Working from the material below, print the lines from the line holding "Enumerate this screenshot's" through its final line, inclusive, exactly and with nothing else; pictures are excluded.

Material to process =
============

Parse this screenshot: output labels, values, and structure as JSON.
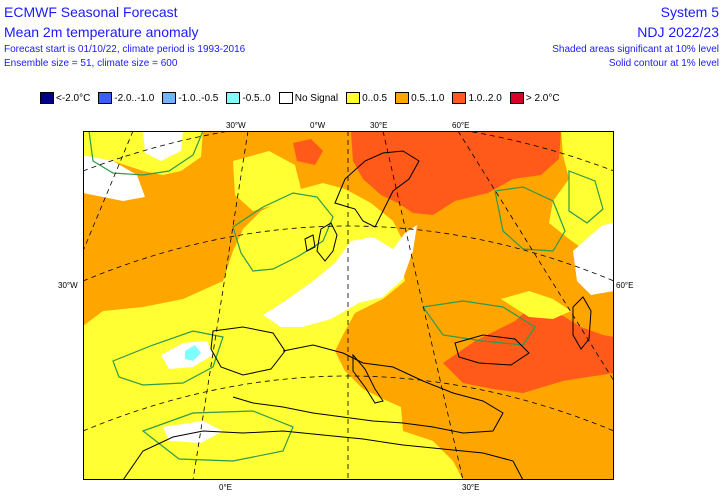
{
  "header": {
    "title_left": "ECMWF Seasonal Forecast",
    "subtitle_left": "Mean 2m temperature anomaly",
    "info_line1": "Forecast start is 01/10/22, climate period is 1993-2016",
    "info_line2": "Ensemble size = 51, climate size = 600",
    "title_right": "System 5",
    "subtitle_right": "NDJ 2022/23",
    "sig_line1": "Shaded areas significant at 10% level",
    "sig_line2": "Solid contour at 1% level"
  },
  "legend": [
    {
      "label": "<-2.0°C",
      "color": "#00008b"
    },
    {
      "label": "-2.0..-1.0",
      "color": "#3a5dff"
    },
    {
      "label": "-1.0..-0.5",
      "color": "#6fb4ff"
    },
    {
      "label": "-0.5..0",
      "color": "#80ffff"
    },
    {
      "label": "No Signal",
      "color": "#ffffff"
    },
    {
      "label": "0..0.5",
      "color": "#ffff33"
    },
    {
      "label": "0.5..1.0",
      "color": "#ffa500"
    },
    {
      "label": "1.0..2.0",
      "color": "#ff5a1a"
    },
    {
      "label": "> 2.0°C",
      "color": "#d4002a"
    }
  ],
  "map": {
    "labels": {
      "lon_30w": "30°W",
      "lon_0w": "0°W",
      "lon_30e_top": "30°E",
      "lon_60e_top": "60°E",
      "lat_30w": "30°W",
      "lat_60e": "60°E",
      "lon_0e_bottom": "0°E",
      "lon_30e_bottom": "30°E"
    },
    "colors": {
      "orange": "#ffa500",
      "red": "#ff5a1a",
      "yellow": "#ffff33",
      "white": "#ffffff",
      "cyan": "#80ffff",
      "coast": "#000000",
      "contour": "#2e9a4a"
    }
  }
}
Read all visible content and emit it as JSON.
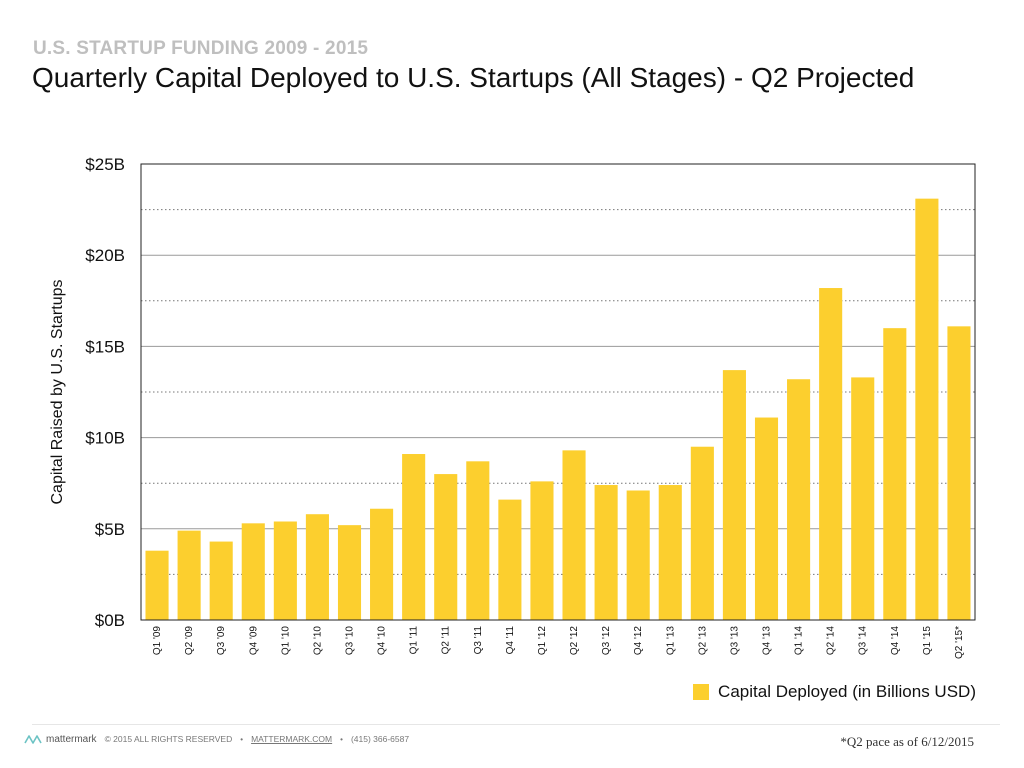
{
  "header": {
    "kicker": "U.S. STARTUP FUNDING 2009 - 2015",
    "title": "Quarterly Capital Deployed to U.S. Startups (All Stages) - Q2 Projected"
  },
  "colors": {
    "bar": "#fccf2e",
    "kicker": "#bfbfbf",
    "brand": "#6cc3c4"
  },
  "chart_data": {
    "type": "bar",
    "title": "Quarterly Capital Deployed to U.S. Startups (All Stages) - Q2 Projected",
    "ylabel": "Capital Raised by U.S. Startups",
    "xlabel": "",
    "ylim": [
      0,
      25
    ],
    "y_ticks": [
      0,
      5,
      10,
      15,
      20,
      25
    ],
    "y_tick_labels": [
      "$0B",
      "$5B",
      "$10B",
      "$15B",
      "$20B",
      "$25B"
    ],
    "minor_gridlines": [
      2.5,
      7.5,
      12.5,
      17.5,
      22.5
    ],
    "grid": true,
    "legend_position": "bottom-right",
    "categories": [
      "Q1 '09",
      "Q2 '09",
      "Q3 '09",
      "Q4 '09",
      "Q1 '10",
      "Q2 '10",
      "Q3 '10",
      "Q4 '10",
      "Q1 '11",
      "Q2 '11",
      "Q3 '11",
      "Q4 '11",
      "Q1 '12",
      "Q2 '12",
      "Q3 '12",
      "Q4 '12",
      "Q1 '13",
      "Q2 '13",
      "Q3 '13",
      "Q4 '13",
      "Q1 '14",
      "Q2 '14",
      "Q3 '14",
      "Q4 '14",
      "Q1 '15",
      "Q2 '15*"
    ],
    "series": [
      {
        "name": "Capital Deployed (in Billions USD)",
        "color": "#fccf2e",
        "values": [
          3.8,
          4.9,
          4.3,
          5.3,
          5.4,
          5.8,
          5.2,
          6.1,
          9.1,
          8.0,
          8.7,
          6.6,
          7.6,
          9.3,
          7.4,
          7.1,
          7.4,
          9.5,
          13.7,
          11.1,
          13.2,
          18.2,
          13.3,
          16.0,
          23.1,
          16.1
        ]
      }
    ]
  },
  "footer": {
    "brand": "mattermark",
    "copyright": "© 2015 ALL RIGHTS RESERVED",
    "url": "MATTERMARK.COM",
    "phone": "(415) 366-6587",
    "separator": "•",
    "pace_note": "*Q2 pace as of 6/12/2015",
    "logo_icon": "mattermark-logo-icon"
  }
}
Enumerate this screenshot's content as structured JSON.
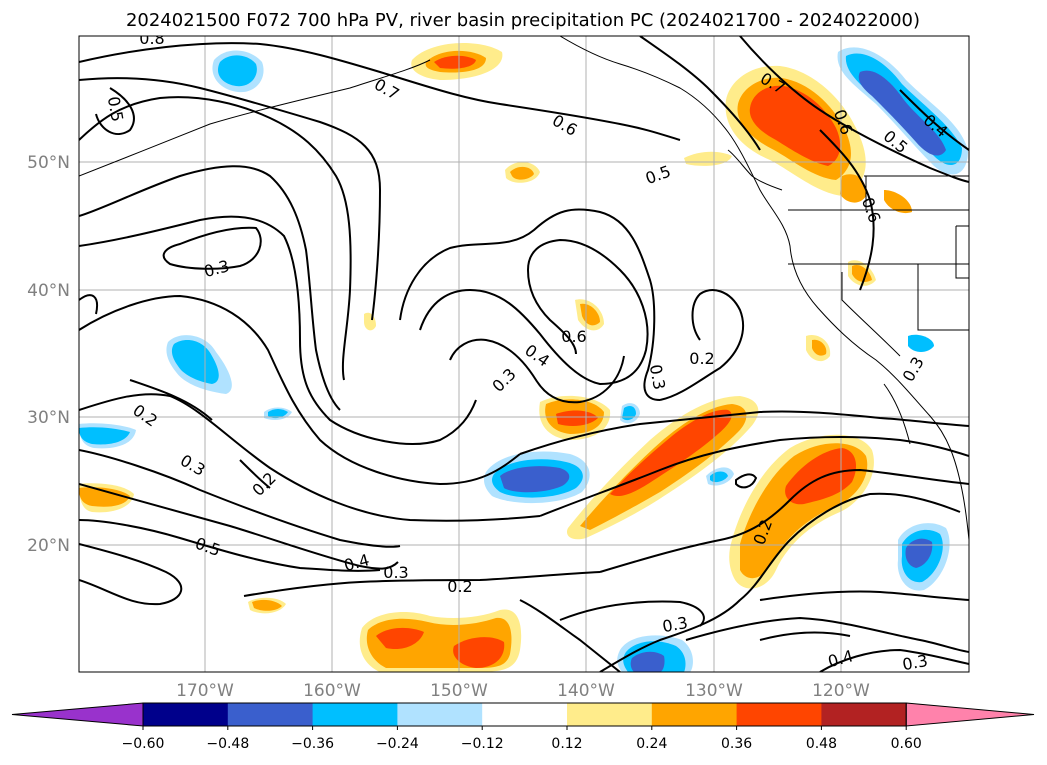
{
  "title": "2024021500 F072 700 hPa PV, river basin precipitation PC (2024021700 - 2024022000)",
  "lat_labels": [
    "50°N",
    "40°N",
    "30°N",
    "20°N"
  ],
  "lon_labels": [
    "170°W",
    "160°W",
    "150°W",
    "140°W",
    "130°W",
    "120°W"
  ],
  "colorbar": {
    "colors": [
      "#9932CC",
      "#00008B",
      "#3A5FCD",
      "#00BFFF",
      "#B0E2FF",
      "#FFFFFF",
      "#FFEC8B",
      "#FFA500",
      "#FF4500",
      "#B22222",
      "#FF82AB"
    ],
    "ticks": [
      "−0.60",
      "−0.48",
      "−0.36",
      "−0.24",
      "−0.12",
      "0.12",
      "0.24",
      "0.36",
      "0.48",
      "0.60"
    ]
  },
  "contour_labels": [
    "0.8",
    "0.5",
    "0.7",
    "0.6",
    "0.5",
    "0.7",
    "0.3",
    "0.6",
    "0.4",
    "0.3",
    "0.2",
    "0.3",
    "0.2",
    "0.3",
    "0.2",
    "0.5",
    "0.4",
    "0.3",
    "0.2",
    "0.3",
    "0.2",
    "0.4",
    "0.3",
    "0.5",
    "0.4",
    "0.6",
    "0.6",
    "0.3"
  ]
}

============

Complete response =
Enumerate this screenshot's content as structured JSON.
{
  "title": "2024021500 F072 700 hPa PV, river basin precipitation PC (2024021700 - 2024022000)",
  "lat_labels": [
    "50°N",
    "40°N",
    "30°N",
    "20°N"
  ],
  "lon_labels": [
    "170°W",
    "160°W",
    "150°W",
    "140°W",
    "130°W",
    "120°W"
  ],
  "colorbar": {
    "colors": [
      "#9932CC",
      "#00008B",
      "#3A5FCD",
      "#00BFFF",
      "#B0E2FF",
      "#FFFFFF",
      "#FFEC8B",
      "#FFA500",
      "#FF4500",
      "#B22222",
      "#FF82AB"
    ],
    "ticks": [
      "−0.60",
      "−0.48",
      "−0.36",
      "−0.24",
      "−0.12",
      "0.12",
      "0.24",
      "0.36",
      "0.48",
      "0.60"
    ]
  },
  "contour_labels": [
    "0.8",
    "0.5",
    "0.7",
    "0.6",
    "0.5",
    "0.7",
    "0.3",
    "0.6",
    "0.4",
    "0.3",
    "0.2",
    "0.3",
    "0.2",
    "0.3",
    "0.2",
    "0.5",
    "0.4",
    "0.3",
    "0.2",
    "0.3",
    "0.2",
    "0.4",
    "0.3",
    "0.5",
    "0.4",
    "0.6",
    "0.6",
    "0.3"
  ]
}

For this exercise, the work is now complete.